### Records supplied
○ ○ ○ ○ ○

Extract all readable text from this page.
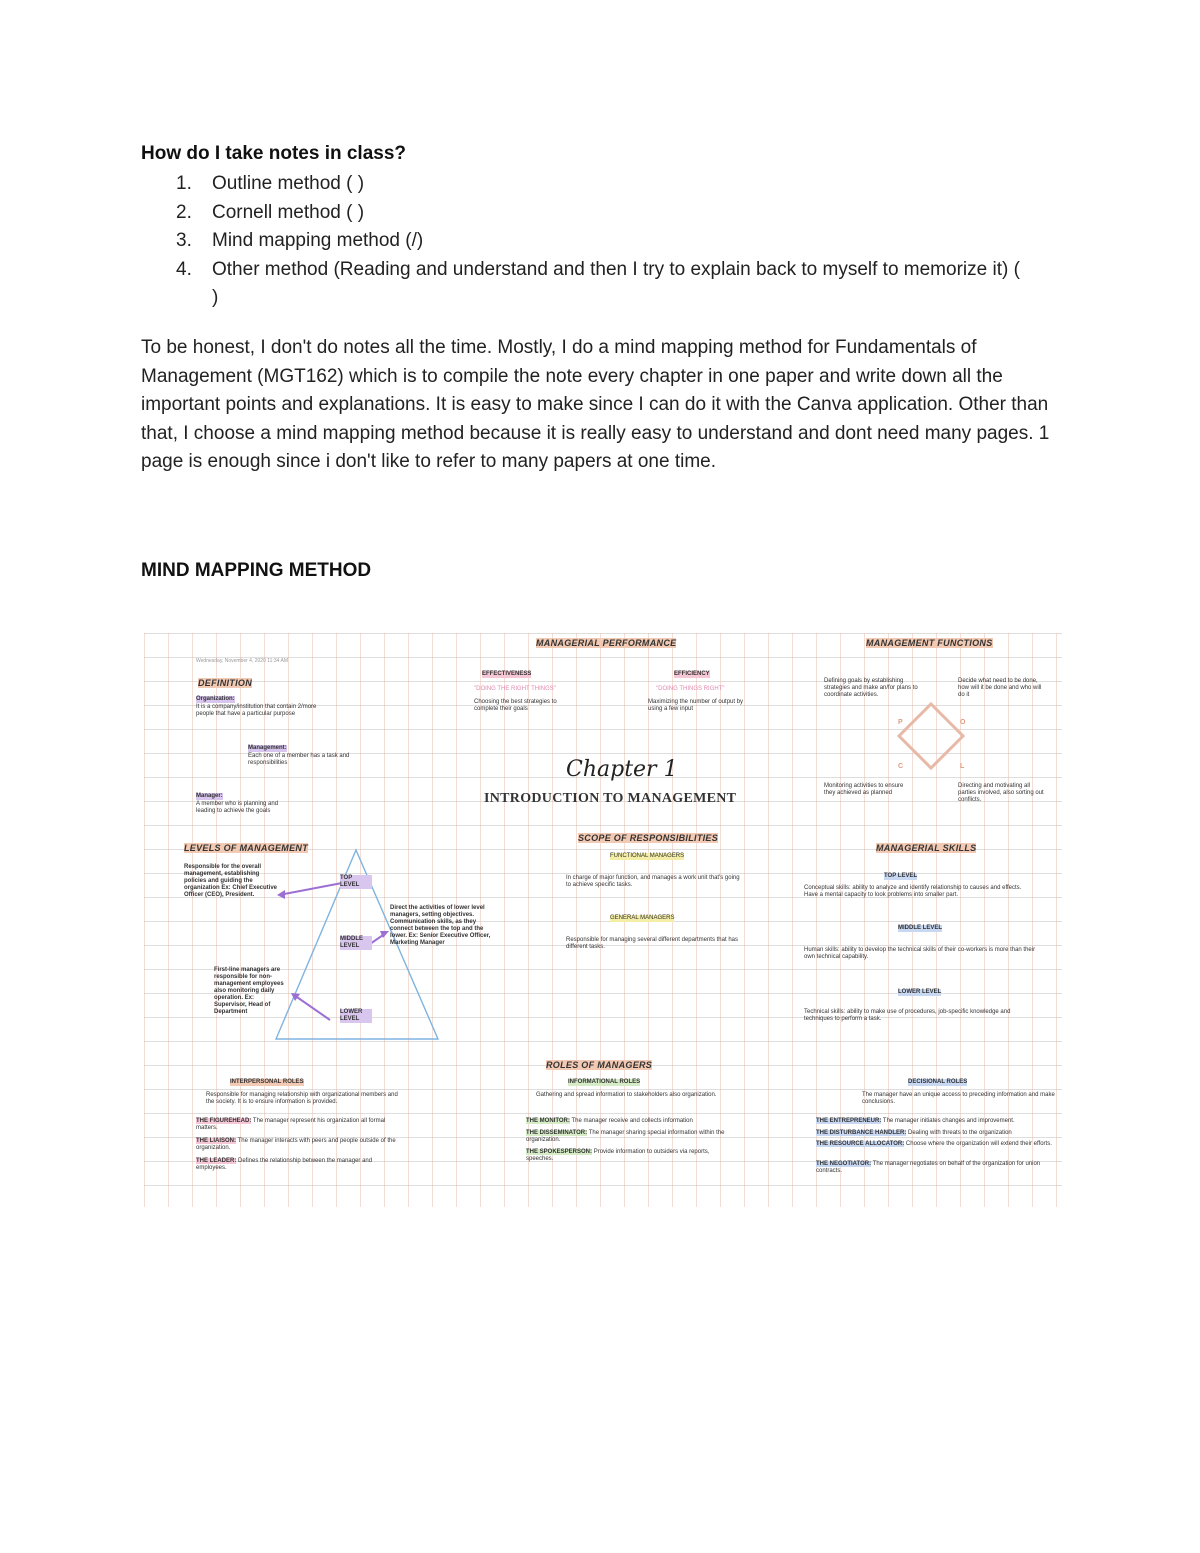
How do I take notes in class?
1. Outline method ( )
2. Cornell method ( )
3. Mind mapping method (/)
4. Other method (Reading and understand and then I try to explain back to myself to memorize it) ( )

To be honest, I don't do notes all the time. Mostly, I do a mind mapping method for Fundamentals of Management (MGT162) which is to compile the note every chapter in one paper and write down all the important points and explanations. It is easy to make since I can do it with the Canva application. Other than that, I choose a mind mapping method because it is really easy to understand and dont need many pages. 1 page is enough since i don't like to refer to many papers at one time.

MIND MAPPING METHOD
Wednesday, November 4, 2020 11:34 AM
DEFINITION
Organization:
It is a company/institution that contain 2/more people that have a particular purpose
Management:
Each one of a member has a task and responsibilities
Manager:
A member who is planning and leading to achieve the goals
MANAGERIAL PERFORMANCE
EFFECTIVENESS
"DOING THE RIGHT THINGS"
Choosing the best strategies to complete their goals
EFFICIENCY
"DOING THINGS RIGHT"
Maximizing the number of output by using a few input
MANAGEMENT FUNCTIONS
Defining goals by establishing strategies and make an/for plans to coordinate activities.
Decide what need to be done, how will it be done and who will do it
P	O
C	L
Monitoring activities to ensure they achieved as planned
Directing and motivating all parties involved, also sorting out conflicts.
Chapter 1
INTRODUCTION TO MANAGEMENT
LEVELS OF MANAGEMENT
Responsible for the overall management, establishing policies and guiding the organization Ex: Chief Executive Officer (CEO), President.
TOP LEVEL
Direct the activities of lower level managers, setting objectives. Communication skills, as they connect between the top and the lower. Ex: Senior Executive Officer, Marketing Manager
MIDDLE LEVEL
First-line managers are responsible for non-management employees also monitoring daily operation. Ex: Supervisor, Head of Department	LOWER LEVEL
SCOPE OF RESPONSIBILITIES
FUNCTIONAL MANAGERS
In charge of major function, and manages a work unit that's going to achieve specific tasks.
GENERAL MANAGERS
Responsible for managing several different departments that has different tasks.
MANAGERIAL SKILLS
TOP LEVEL
Conceptual skills: ability to analyze and identify relationship to causes and effects. Have a mental capacity to look problems into smaller part.
MIDDLE LEVEL
Human skills: ability to develop the technical skills of their co-workers is more than their own technical capability.
LOWER LEVEL
Technical skills: ability to make use of procedures, job-specific knowledge and techniques to perform a task.
ROLES OF MANAGERS
INTERPERSONAL ROLES
Responsible for managing relationship with organizational members and the society. It is to ensure information is provided.
THE FIGUREHEAD: The manager represent his organization all formal matters.
THE LIAISON: The manager interacts with peers and people outside of the organization.
THE LEADER: Defines the relationship between the manager and employees.
INFORMATIONAL ROLES
Gathering and spread information to stakeholders also organization.
THE MONITOR: The manager receive and collects information
THE DISSEMINATOR: The manager sharing special information within the organization.
THE SPOKESPERSON: Provide information to outsiders via reports, speeches.
DECISIONAL ROLES
The manager have an unique access to preceding information and make conclusions.
THE ENTREPRENEUR: The manager initiates changes and improvement.
THE DISTURBANCE HANDLER: Dealing with threats to the organization
THE RESOURCE ALLOCATOR: Choose where the organization will extend their efforts.
THE NEGOTIATOR: The manager negotiates on behalf of the organization for union contracts.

○ ○ ○ ○ ○

### Work to do
Except for the pictures, print the data above exactly.

### Result of the task
Extract all readable text from this page.
How do I take notes in class?
1. Outline method ( )
2. Cornell method ( )
3. Mind mapping method (/)
4. Other method (Reading and understand and then I try to explain back to myself to memorize it) ( )

To be honest, I don't do notes all the time. Mostly, I do a mind mapping method for Fundamentals of Management (MGT162) which is to compile the note every chapter in one paper and write down all the important points and explanations. It is easy to make since I can do it with the Canva application. Other than that, I choose a mind mapping method because it is really easy to understand and dont need many pages. 1 page is enough since i don't like to refer to many papers at one time.

MIND MAPPING METHOD
Wednesday, November 4, 2020 11:34 AM
DEFINITION
Organization:
It is a company/institution that contain 2/more people that have a particular purpose
Management:
Each one of a member has a task and responsibilities
Manager:
A member who is planning and leading to achieve the goals
MANAGERIAL PERFORMANCE
EFFECTIVENESS
"DOING THE RIGHT THINGS"
Choosing the best strategies to complete their goals
EFFICIENCY
"DOING THINGS RIGHT"
Maximizing the number of output by using a few input
MANAGEMENT FUNCTIONS
Defining goals by establishing strategies and make an/for plans to coordinate activities.
Decide what need to be done, how will it be done and who will do it
P	O
C	L
Monitoring activities to ensure they achieved as planned
Directing and motivating all parties involved, also sorting out conflicts.
Chapter 1
INTRODUCTION TO MANAGEMENT
LEVELS OF MANAGEMENT
Responsible for the overall management, establishing policies and guiding the organization Ex: Chief Executive Officer (CEO), President.
TOP LEVEL
Direct the activities of lower level managers, setting objectives. Communication skills, as they connect between the top and the lower. Ex: Senior Executive Officer, Marketing Manager
MIDDLE LEVEL
First-line managers are responsible for non-management employees also monitoring daily operation. Ex: Supervisor, Head of Department	LOWER LEVEL
SCOPE OF RESPONSIBILITIES
FUNCTIONAL MANAGERS
In charge of major function, and manages a work unit that's going to achieve specific tasks.
GENERAL MANAGERS
Responsible for managing several different departments that has different tasks.
MANAGERIAL SKILLS
TOP LEVEL
Conceptual skills: ability to analyze and identify relationship to causes and effects. Have a mental capacity to look problems into smaller part.
MIDDLE LEVEL
Human skills: ability to develop the technical skills of their co-workers is more than their own technical capability.
LOWER LEVEL
Technical skills: ability to make use of procedures, job-specific knowledge and techniques to perform a task.
ROLES OF MANAGERS
INTERPERSONAL ROLES
Responsible for managing relationship with organizational members and the society. It is to ensure information is provided.
THE FIGUREHEAD: The manager represent his organization all formal matters.
THE LIAISON: The manager interacts with peers and people outside of the organization.
THE LEADER: Defines the relationship between the manager and employees.
INFORMATIONAL ROLES
Gathering and spread information to stakeholders also organization.
THE MONITOR: The manager receive and collects information
THE DISSEMINATOR: The manager sharing special information within the organization.
THE SPOKESPERSON: Provide information to outsiders via reports, speeches.
DECISIONAL ROLES
The manager have an unique access to preceding information and make conclusions.
THE ENTREPRENEUR: The manager initiates changes and improvement.
THE DISTURBANCE HANDLER: Dealing with threats to the organization
THE RESOURCE ALLOCATOR: Choose where the organization will extend their efforts.
THE NEGOTIATOR: The manager negotiates on behalf of the organization for union contracts.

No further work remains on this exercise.